▶ **Required work**:
Work through the listing below and count the lines that hold "returned". Answer with the number alone.
-- Start of Task material --
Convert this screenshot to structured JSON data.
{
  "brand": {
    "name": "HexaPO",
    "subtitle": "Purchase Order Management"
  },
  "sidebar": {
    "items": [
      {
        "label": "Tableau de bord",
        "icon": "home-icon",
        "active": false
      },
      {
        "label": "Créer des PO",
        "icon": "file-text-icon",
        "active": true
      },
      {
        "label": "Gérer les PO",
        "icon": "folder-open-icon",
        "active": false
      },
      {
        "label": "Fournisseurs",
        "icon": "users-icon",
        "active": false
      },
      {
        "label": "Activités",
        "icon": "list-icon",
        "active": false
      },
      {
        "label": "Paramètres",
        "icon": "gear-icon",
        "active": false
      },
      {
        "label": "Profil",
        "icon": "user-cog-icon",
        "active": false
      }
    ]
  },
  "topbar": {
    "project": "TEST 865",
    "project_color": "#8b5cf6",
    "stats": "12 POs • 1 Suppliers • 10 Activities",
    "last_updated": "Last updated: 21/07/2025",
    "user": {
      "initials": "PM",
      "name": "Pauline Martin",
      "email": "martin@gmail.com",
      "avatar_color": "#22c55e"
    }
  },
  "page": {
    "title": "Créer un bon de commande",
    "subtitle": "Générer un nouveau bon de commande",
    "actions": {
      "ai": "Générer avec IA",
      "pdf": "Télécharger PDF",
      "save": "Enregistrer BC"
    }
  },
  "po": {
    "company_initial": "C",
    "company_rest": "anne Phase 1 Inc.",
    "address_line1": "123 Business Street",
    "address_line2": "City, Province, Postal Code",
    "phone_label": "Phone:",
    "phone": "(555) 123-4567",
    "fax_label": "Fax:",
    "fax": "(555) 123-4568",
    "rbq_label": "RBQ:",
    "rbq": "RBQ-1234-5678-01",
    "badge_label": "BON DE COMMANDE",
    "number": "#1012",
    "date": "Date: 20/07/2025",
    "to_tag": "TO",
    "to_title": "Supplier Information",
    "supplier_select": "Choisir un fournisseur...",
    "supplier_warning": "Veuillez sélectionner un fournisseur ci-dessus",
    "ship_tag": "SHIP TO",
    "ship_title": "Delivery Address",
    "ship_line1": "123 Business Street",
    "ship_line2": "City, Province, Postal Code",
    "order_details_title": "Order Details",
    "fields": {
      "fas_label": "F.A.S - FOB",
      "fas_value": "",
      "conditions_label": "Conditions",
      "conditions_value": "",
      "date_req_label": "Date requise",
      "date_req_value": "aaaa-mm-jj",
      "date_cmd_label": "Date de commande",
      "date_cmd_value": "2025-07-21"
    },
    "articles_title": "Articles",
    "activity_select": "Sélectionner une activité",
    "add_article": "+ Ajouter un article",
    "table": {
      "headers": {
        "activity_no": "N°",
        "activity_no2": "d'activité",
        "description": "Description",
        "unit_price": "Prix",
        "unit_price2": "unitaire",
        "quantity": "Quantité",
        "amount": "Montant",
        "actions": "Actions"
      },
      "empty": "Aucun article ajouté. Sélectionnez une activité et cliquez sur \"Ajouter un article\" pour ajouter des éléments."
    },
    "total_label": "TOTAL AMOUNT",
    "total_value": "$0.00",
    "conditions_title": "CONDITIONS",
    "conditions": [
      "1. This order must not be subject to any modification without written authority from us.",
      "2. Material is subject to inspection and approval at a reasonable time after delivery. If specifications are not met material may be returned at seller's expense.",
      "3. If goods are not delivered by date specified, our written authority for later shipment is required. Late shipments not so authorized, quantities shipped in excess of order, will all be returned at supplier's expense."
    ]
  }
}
-- End of Task material --
▶ **Solved exercise**:
2